> **Exercise description**
Gather, from the data below, each line in which the word "resistance" occurs.

> **Given entries**
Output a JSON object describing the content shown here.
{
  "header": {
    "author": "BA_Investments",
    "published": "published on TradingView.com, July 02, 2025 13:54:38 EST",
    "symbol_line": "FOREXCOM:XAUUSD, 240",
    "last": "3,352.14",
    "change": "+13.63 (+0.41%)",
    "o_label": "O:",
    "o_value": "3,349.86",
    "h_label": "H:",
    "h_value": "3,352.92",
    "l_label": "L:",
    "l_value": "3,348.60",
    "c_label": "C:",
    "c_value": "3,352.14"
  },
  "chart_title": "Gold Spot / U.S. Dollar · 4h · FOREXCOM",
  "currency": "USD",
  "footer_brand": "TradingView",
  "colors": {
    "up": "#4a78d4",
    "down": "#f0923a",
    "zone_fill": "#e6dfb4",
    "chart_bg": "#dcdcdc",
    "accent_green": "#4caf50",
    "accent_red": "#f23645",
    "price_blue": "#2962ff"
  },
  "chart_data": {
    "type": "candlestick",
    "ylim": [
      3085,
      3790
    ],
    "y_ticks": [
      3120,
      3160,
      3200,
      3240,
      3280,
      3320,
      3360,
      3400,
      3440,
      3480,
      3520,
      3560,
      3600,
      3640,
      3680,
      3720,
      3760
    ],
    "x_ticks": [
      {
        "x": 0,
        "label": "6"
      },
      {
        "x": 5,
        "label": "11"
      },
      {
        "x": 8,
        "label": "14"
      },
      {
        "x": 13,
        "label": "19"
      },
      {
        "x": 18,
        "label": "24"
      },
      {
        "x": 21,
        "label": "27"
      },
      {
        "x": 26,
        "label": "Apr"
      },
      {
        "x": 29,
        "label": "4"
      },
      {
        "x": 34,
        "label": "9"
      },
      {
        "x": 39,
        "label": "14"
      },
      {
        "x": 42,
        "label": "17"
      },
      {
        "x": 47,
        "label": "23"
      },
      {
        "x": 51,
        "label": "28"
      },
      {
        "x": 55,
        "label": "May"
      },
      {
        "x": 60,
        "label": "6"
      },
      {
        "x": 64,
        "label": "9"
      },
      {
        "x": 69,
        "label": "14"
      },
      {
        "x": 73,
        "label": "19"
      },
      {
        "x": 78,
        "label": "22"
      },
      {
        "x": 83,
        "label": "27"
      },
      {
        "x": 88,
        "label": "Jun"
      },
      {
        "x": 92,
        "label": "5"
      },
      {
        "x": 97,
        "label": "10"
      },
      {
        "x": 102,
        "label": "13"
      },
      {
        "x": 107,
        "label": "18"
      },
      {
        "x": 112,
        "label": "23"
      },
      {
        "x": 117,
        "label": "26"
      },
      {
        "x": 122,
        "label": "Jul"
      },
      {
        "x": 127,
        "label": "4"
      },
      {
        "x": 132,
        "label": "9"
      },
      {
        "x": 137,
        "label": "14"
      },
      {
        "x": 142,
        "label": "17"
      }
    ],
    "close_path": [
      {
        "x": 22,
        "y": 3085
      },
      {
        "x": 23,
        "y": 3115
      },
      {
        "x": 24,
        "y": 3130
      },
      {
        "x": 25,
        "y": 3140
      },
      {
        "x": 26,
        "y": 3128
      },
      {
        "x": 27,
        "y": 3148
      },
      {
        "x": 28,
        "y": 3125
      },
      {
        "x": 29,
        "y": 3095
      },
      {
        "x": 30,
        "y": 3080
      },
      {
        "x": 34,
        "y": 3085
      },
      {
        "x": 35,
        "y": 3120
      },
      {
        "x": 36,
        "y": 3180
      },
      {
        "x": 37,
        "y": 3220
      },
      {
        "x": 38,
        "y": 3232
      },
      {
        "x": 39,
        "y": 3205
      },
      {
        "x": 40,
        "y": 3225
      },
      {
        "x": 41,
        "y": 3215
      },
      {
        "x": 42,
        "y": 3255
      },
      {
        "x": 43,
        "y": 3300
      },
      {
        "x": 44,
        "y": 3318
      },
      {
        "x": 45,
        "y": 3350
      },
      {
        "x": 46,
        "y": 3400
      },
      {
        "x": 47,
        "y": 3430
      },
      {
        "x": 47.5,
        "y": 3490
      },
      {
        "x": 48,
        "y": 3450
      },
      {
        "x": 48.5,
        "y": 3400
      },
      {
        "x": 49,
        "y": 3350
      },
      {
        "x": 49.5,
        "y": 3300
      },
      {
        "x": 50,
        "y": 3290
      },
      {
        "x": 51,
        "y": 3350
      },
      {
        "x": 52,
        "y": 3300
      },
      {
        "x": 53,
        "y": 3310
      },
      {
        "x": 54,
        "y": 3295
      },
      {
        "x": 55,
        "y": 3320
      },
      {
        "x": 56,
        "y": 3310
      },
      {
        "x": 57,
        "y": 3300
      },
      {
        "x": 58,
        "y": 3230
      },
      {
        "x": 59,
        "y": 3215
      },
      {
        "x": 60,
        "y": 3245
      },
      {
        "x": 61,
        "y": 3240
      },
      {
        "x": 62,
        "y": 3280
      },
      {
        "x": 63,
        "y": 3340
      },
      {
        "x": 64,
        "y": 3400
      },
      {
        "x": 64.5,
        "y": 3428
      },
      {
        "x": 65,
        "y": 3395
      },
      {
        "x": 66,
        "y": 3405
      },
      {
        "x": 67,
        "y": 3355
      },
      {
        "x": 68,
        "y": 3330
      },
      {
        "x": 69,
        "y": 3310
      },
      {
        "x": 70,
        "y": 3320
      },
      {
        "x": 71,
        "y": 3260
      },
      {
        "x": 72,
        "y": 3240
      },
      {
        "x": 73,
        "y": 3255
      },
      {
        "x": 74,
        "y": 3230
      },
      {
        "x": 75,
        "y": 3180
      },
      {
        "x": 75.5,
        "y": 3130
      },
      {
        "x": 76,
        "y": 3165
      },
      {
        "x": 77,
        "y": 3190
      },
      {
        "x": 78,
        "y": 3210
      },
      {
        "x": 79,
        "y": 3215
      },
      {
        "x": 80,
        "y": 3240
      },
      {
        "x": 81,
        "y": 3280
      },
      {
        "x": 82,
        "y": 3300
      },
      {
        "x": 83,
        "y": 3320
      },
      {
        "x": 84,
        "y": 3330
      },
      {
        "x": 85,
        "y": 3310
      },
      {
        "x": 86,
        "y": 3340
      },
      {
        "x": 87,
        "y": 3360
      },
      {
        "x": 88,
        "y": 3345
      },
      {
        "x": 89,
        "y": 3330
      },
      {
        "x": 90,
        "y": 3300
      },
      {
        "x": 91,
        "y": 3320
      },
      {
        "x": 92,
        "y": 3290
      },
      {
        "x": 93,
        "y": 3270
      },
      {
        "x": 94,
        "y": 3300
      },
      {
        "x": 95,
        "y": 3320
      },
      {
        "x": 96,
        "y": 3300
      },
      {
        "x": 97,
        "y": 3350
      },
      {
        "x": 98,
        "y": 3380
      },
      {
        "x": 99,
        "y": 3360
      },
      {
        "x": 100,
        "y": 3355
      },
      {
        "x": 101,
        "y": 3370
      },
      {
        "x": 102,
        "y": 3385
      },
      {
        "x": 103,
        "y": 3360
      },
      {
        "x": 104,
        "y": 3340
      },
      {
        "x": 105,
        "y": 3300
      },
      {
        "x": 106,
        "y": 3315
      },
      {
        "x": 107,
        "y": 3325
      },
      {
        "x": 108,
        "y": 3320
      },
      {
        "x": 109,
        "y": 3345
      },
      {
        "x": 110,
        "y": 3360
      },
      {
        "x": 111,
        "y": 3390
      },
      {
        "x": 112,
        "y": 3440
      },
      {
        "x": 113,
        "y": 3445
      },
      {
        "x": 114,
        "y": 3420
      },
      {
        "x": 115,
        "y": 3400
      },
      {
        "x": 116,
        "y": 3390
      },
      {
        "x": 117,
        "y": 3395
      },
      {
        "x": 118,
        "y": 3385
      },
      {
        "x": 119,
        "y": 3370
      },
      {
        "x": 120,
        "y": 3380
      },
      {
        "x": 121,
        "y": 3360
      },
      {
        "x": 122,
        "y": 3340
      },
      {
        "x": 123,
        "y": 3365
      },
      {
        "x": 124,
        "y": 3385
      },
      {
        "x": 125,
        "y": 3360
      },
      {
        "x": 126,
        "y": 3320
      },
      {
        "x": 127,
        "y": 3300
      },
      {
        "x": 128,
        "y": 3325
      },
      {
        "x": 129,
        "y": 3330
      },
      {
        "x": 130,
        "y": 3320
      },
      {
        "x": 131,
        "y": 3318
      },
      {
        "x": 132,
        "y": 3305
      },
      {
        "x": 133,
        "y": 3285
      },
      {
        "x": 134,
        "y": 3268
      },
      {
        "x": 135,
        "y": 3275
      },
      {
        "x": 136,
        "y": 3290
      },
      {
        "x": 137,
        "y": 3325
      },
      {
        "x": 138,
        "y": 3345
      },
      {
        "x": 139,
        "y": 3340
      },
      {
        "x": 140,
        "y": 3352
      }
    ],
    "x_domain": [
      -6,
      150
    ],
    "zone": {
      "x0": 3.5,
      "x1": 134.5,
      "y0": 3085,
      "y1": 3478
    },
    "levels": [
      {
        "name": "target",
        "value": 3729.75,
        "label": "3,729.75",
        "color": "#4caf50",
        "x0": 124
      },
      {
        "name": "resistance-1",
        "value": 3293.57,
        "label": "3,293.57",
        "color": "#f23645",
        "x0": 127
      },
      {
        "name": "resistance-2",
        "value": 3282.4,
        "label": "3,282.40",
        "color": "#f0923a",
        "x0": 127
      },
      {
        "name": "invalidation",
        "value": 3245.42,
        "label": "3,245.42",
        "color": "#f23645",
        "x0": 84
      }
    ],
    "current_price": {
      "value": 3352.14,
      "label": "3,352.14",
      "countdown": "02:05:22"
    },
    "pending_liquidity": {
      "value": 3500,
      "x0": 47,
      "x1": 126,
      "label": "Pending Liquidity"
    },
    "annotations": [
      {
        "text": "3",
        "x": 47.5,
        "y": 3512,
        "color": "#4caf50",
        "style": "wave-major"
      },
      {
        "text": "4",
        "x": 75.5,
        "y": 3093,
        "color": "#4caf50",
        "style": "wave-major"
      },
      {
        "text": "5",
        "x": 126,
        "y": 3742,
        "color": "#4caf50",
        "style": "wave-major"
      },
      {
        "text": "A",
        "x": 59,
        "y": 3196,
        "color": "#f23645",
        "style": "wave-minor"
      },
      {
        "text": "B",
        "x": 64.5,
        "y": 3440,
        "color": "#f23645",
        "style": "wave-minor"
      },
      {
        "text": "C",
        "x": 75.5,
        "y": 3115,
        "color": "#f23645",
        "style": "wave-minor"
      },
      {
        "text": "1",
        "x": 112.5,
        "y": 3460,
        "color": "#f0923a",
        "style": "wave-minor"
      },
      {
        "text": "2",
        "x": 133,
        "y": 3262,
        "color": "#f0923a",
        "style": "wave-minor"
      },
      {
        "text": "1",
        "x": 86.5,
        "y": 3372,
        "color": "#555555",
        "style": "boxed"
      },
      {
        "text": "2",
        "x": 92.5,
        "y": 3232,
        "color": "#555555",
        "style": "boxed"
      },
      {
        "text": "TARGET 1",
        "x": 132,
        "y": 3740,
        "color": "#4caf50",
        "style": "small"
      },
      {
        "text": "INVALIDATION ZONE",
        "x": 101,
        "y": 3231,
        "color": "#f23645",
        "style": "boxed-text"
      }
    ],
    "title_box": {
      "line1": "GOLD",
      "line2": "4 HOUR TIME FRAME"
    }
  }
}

> **Finished task**
        "name": "resistance-1",
        "name": "resistance-2",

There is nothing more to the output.